* _WORK REQUIRED_: Only the number is wanted: how many lines in the data contain "skills"?
= = = = =
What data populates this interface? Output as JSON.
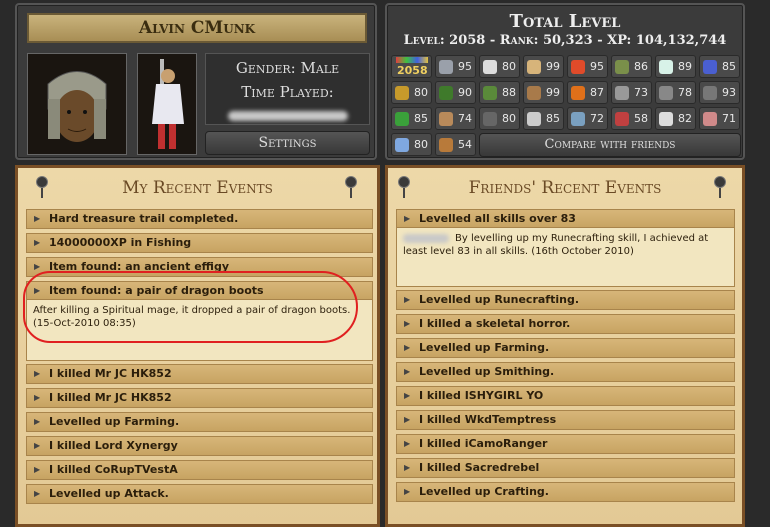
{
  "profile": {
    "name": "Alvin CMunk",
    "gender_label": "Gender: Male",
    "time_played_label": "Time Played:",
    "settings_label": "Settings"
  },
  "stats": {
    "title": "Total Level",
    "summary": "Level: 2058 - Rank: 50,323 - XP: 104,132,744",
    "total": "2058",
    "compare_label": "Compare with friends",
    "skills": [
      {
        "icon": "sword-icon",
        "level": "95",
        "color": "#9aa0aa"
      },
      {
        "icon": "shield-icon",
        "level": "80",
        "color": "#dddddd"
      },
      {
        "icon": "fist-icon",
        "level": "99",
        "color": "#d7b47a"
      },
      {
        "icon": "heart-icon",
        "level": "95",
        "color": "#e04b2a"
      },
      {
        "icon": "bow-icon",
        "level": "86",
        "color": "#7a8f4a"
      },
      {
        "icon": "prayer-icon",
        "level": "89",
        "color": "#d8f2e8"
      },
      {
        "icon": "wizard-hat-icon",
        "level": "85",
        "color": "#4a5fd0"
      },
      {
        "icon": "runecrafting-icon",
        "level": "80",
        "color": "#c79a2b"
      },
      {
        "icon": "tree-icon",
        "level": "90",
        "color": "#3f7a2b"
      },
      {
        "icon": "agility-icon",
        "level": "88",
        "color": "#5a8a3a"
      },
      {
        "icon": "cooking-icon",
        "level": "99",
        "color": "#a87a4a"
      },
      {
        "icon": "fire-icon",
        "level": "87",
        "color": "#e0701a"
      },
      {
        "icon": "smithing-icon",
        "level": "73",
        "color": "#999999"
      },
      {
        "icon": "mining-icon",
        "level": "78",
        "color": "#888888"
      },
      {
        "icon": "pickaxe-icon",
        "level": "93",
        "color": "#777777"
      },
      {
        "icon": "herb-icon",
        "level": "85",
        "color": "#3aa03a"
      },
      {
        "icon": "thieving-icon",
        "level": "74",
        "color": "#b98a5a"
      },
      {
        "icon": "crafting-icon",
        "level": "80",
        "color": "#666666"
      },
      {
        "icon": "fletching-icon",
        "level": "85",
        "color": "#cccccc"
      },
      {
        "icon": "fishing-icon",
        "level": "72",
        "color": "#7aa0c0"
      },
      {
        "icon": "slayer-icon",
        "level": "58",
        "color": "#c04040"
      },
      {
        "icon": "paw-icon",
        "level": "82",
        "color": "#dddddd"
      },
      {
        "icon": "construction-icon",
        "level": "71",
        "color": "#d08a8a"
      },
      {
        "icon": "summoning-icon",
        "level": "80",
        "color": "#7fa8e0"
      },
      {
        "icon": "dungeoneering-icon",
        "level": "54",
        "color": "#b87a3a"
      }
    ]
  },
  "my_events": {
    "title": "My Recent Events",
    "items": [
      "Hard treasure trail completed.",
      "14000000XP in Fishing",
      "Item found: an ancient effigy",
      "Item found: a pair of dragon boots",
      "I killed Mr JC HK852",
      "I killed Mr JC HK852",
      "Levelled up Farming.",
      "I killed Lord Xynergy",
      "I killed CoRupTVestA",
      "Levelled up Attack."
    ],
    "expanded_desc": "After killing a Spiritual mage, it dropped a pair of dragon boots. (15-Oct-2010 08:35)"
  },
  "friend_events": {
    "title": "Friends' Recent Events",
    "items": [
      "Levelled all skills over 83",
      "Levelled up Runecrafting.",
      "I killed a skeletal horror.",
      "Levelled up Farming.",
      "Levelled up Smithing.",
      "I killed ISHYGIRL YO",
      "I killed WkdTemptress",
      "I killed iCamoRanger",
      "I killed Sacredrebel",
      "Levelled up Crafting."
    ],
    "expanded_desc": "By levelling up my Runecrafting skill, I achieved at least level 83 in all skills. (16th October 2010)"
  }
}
= = = = =
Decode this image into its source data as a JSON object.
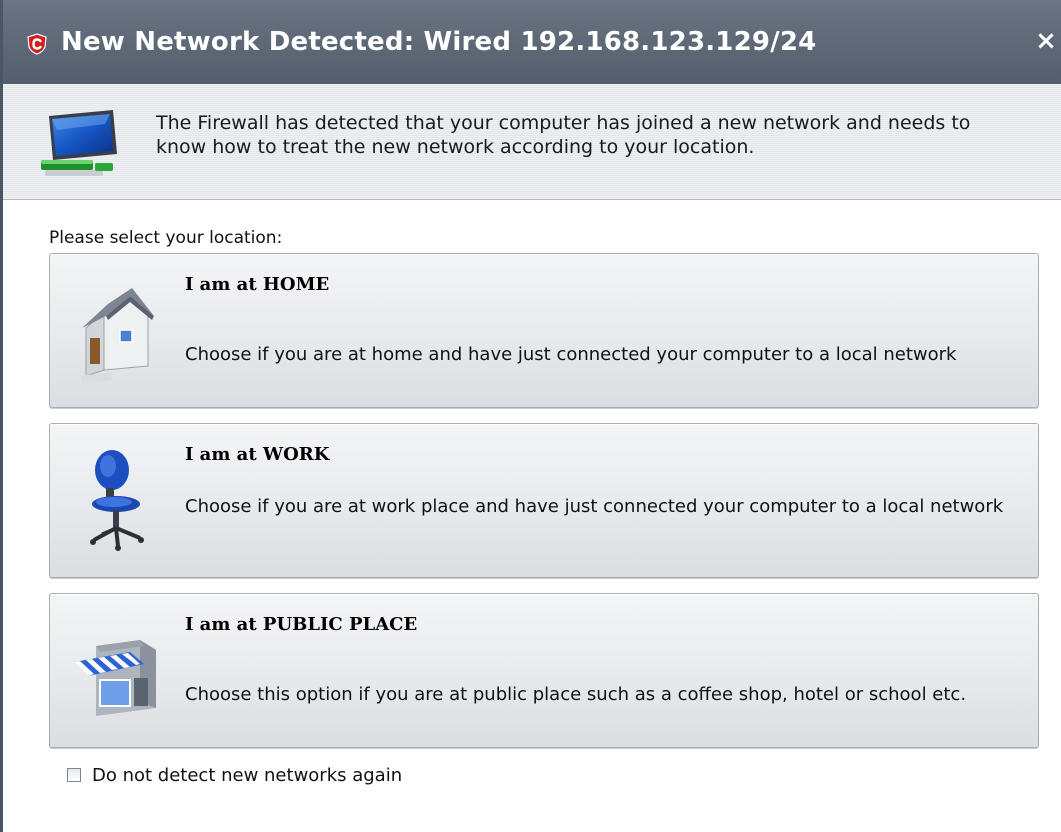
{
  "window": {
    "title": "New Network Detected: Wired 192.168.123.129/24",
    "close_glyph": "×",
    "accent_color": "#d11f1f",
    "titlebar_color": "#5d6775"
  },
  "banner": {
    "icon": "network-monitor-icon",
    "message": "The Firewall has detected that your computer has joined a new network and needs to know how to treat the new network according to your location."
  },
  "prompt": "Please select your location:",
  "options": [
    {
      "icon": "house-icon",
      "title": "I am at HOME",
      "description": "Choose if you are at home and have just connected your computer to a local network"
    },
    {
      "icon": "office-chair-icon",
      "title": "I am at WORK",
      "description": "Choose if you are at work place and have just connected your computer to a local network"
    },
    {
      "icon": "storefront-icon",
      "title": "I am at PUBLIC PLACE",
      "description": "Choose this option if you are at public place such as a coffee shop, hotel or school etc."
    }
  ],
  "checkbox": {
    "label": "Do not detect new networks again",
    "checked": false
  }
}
= = = = =
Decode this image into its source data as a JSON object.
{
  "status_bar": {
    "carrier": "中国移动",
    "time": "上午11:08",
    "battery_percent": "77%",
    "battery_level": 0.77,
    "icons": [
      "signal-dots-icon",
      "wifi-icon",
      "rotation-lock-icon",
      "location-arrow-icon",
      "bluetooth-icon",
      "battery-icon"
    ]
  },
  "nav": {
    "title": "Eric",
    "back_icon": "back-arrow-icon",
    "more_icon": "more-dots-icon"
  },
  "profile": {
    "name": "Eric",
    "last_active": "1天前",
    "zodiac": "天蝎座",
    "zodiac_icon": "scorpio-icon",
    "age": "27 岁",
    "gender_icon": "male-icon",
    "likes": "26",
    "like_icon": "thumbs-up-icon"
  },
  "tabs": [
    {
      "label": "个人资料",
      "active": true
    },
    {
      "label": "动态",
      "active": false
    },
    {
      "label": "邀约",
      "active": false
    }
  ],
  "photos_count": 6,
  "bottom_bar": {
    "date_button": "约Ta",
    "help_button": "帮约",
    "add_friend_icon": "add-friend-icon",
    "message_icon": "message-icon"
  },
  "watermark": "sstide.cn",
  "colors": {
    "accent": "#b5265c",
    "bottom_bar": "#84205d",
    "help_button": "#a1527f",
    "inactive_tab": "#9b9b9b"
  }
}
= = = = =
* _EXERCISE RESULT_: 3